» **Problem description**: Copy each line below without leaving any out.

/---

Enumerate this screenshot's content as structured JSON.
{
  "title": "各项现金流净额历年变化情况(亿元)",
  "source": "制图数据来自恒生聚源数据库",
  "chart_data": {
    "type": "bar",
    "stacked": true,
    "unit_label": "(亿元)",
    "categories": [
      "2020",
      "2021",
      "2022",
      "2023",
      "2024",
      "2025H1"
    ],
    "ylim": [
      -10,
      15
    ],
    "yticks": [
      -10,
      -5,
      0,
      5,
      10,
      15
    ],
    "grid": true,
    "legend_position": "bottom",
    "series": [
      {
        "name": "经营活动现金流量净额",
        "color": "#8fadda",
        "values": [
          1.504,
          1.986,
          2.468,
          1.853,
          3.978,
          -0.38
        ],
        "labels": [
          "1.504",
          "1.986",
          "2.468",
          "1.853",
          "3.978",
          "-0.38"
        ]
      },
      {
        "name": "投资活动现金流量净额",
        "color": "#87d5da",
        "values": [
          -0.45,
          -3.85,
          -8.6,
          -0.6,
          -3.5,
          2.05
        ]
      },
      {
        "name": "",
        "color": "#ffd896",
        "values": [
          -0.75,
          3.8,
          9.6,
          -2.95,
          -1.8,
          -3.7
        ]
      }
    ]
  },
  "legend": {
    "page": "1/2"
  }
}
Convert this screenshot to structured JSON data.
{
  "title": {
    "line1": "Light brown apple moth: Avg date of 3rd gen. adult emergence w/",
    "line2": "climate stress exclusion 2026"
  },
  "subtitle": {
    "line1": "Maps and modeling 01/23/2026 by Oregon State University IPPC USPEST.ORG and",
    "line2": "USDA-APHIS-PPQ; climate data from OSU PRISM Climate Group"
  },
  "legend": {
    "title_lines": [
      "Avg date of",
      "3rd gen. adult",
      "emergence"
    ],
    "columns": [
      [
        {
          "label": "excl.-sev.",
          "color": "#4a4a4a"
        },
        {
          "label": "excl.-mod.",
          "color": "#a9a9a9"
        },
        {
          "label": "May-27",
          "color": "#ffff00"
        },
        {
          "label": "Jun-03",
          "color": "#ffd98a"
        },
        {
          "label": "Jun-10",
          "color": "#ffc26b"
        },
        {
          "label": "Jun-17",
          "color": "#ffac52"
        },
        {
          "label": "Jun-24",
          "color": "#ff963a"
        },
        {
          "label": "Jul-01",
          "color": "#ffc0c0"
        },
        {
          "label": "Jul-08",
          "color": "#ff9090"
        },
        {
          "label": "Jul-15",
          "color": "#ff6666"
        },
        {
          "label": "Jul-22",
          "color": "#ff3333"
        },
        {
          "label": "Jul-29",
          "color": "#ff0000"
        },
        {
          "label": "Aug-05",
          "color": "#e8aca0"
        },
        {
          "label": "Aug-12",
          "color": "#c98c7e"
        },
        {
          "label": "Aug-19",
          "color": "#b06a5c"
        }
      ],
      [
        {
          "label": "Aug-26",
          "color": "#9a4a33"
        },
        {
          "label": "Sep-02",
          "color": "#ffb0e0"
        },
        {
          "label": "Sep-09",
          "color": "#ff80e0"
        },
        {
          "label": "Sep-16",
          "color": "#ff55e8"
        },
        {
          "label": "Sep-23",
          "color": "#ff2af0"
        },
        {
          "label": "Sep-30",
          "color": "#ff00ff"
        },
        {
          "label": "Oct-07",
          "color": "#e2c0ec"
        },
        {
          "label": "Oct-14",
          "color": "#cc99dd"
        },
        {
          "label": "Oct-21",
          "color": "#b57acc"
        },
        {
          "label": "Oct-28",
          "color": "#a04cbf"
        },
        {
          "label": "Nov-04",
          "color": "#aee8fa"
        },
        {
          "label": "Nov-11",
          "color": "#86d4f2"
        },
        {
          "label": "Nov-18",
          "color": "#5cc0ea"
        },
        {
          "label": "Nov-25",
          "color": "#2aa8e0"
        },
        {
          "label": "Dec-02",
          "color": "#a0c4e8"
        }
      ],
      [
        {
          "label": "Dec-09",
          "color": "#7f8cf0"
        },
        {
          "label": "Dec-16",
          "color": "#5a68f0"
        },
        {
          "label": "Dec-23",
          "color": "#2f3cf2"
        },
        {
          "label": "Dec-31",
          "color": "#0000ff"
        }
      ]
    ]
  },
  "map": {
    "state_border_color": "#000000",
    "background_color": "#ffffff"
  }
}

\---

» **Response below**:
Enumerate this screenshot's content as structured JSON.
{
  "title": "各项现金流净额历年变化情况(亿元)",
  "source": "制图数据来自恒生聚源数据库",
  "chart_data": {
    "type": "bar",
    "stacked": true,
    "unit_label": "(亿元)",
    "categories": [
      "2020",
      "2021",
      "2022",
      "2023",
      "2024",
      "2025H1"
    ],
    "ylim": [
      -10,
      15
    ],
    "yticks": [
      -10,
      -5,
      0,
      5,
      10,
      15
    ],
    "grid": true,
    "legend_position": "bottom",
    "series": [
      {
        "name": "经营活动现金流量净额",
        "color": "#8fadda",
        "values": [
          1.504,
          1.986,
          2.468,
          1.853,
          3.978,
          -0.38
        ],
        "labels": [
          "1.504",
          "1.986",
          "2.468",
          "1.853",
          "3.978",
          "-0.38"
        ]
      },
      {
        "name": "投资活动现金流量净额",
        "color": "#87d5da",
        "values": [
          -0.45,
          -3.85,
          -8.6,
          -0.6,
          -3.5,
          2.05
        ]
      },
      {
        "name": "",
        "color": "#ffd896",
        "values": [
          -0.75,
          3.8,
          9.6,
          -2.95,
          -1.8,
          -3.7
        ]
      }
    ]
  },
  "legend": {
    "page": "1/2"
  }
}
Convert this screenshot to structured JSON data.
{
  "title": {
    "line1": "Light brown apple moth: Avg date of 3rd gen. adult emergence w/",
    "line2": "climate stress exclusion 2026"
  },
  "subtitle": {
    "line1": "Maps and modeling 01/23/2026 by Oregon State University IPPC USPEST.ORG and",
    "line2": "USDA-APHIS-PPQ; climate data from OSU PRISM Climate Group"
  },
  "legend": {
    "title_lines": [
      "Avg date of",
      "3rd gen. adult",
      "emergence"
    ],
    "columns": [
      [
        {
          "label": "excl.-sev.",
          "color": "#4a4a4a"
        },
        {
          "label": "excl.-mod.",
          "color": "#a9a9a9"
        },
        {
          "label": "May-27",
          "color": "#ffff00"
        },
        {
          "label": "Jun-03",
          "color": "#ffd98a"
        },
        {
          "label": "Jun-10",
          "color": "#ffc26b"
        },
        {
          "label": "Jun-17",
          "color": "#ffac52"
        },
        {
          "label": "Jun-24",
          "color": "#ff963a"
        },
        {
          "label": "Jul-01",
          "color": "#ffc0c0"
        },
        {
          "label": "Jul-08",
          "color": "#ff9090"
        },
        {
          "label": "Jul-15",
          "color": "#ff6666"
        },
        {
          "label": "Jul-22",
          "color": "#ff3333"
        },
        {
          "label": "Jul-29",
          "color": "#ff0000"
        },
        {
          "label": "Aug-05",
          "color": "#e8aca0"
        },
        {
          "label": "Aug-12",
          "color": "#c98c7e"
        },
        {
          "label": "Aug-19",
          "color": "#b06a5c"
        }
      ],
      [
        {
          "label": "Aug-26",
          "color": "#9a4a33"
        },
        {
          "label": "Sep-02",
          "color": "#ffb0e0"
        },
        {
          "label": "Sep-09",
          "color": "#ff80e0"
        },
        {
          "label": "Sep-16",
          "color": "#ff55e8"
        },
        {
          "label": "Sep-23",
          "color": "#ff2af0"
        },
        {
          "label": "Sep-30",
          "color": "#ff00ff"
        },
        {
          "label": "Oct-07",
          "color": "#e2c0ec"
        },
        {
          "label": "Oct-14",
          "color": "#cc99dd"
        },
        {
          "label": "Oct-21",
          "color": "#b57acc"
        },
        {
          "label": "Oct-28",
          "color": "#a04cbf"
        },
        {
          "label": "Nov-04",
          "color": "#aee8fa"
        },
        {
          "label": "Nov-11",
          "color": "#86d4f2"
        },
        {
          "label": "Nov-18",
          "color": "#5cc0ea"
        },
        {
          "label": "Nov-25",
          "color": "#2aa8e0"
        },
        {
          "label": "Dec-02",
          "color": "#a0c4e8"
        }
      ],
      [
        {
          "label": "Dec-09",
          "color": "#7f8cf0"
        },
        {
          "label": "Dec-16",
          "color": "#5a68f0"
        },
        {
          "label": "Dec-23",
          "color": "#2f3cf2"
        },
        {
          "label": "Dec-31",
          "color": "#0000ff"
        }
      ]
    ]
  },
  "map": {
    "state_border_color": "#000000",
    "background_color": "#ffffff"
  }
}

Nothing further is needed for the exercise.